> [Required work] Search the listing for "this" and copy every line where it appears.
== == ==
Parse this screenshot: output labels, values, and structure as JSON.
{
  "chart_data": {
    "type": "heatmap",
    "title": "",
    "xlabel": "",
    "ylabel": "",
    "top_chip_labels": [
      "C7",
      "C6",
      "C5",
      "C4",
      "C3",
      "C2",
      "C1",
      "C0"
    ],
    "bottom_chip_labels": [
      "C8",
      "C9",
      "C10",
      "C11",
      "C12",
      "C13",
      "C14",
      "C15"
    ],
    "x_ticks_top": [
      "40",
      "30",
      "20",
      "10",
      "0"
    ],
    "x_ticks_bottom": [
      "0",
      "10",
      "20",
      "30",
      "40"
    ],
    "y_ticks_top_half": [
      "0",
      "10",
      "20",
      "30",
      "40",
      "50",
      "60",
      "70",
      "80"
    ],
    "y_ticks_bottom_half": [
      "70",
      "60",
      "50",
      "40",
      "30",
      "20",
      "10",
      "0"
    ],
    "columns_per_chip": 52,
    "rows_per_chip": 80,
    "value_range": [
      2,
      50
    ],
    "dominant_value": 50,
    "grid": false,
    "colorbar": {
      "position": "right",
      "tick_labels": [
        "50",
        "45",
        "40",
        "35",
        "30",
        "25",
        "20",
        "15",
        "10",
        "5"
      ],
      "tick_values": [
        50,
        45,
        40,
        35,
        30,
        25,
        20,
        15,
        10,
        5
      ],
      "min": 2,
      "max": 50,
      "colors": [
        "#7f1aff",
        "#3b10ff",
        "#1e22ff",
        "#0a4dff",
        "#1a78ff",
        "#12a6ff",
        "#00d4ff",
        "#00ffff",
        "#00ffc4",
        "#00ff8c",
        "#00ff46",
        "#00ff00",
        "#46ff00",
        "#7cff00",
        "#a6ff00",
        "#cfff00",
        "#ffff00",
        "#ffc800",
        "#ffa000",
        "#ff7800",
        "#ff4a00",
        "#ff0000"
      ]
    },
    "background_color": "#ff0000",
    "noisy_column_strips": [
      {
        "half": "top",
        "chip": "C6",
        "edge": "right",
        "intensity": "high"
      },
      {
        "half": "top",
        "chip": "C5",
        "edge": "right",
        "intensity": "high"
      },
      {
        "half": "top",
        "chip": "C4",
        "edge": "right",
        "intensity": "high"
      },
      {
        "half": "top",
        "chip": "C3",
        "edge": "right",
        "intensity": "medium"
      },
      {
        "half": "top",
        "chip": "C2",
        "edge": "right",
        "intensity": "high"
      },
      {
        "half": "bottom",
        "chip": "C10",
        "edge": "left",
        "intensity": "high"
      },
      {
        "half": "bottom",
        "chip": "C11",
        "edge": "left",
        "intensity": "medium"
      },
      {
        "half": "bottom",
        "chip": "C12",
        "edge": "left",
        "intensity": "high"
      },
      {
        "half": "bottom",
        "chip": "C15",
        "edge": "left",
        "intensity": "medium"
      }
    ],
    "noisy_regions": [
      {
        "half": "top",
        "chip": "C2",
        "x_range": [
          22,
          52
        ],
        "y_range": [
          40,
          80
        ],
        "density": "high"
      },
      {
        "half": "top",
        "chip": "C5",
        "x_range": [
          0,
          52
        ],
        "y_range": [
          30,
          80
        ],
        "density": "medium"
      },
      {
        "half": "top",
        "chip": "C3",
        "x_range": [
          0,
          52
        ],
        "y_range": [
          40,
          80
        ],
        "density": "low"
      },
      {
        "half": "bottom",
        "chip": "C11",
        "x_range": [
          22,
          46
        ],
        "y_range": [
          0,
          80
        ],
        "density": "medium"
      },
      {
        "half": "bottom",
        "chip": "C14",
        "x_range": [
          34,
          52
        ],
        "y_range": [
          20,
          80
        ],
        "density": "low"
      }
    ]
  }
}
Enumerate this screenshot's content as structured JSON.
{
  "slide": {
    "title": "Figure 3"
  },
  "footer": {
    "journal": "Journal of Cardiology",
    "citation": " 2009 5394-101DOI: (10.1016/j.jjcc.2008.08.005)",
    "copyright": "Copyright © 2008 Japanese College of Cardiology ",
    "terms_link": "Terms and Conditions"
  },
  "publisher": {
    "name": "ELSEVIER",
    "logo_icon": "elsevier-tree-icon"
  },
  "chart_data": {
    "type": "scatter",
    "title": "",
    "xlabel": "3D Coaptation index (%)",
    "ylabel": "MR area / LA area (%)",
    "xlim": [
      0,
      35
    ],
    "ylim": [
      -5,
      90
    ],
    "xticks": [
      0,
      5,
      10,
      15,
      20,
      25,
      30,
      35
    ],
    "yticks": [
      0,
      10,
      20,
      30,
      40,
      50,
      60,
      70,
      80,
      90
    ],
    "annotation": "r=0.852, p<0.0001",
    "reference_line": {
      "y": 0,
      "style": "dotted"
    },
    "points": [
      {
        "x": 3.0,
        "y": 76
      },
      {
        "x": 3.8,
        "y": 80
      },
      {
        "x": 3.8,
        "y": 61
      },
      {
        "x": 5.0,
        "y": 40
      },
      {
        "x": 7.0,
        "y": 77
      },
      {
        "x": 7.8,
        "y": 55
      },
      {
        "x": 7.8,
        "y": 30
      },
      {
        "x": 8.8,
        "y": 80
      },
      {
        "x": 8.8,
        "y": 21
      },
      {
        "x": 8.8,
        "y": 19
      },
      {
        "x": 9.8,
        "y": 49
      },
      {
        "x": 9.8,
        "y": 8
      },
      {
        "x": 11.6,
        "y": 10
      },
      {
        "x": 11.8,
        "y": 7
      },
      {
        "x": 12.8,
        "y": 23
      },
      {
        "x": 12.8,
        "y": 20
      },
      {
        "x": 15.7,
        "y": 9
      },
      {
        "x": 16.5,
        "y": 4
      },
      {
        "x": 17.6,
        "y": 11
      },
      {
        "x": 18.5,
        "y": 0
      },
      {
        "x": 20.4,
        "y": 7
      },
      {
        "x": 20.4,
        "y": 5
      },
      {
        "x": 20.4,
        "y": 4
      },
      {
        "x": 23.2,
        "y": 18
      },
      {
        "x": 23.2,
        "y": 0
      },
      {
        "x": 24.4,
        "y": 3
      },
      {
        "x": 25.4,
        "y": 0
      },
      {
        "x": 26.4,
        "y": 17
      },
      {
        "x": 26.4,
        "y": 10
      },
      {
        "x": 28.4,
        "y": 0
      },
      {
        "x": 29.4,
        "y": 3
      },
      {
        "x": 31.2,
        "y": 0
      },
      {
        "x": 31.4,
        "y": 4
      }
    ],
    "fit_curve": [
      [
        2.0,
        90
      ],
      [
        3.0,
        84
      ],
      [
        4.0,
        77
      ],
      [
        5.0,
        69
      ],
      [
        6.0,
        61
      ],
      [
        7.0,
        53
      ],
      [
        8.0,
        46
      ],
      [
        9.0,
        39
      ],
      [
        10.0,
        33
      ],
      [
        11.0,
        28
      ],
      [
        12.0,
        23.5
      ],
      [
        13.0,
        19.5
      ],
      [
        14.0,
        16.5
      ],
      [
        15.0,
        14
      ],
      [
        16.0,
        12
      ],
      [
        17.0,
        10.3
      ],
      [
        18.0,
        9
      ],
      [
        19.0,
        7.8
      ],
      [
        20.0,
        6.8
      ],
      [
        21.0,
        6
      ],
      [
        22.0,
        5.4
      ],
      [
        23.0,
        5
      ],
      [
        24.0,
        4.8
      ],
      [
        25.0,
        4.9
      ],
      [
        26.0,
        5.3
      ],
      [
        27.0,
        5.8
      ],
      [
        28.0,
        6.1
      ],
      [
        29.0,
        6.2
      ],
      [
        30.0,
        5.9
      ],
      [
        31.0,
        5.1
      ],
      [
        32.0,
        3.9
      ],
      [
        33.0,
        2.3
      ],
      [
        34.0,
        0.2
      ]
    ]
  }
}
== == ==
> [Solved problem]
Parse this screenshot: output labels, values, and structure as JSON.
Enumerate this screenshot's content as structured JSON.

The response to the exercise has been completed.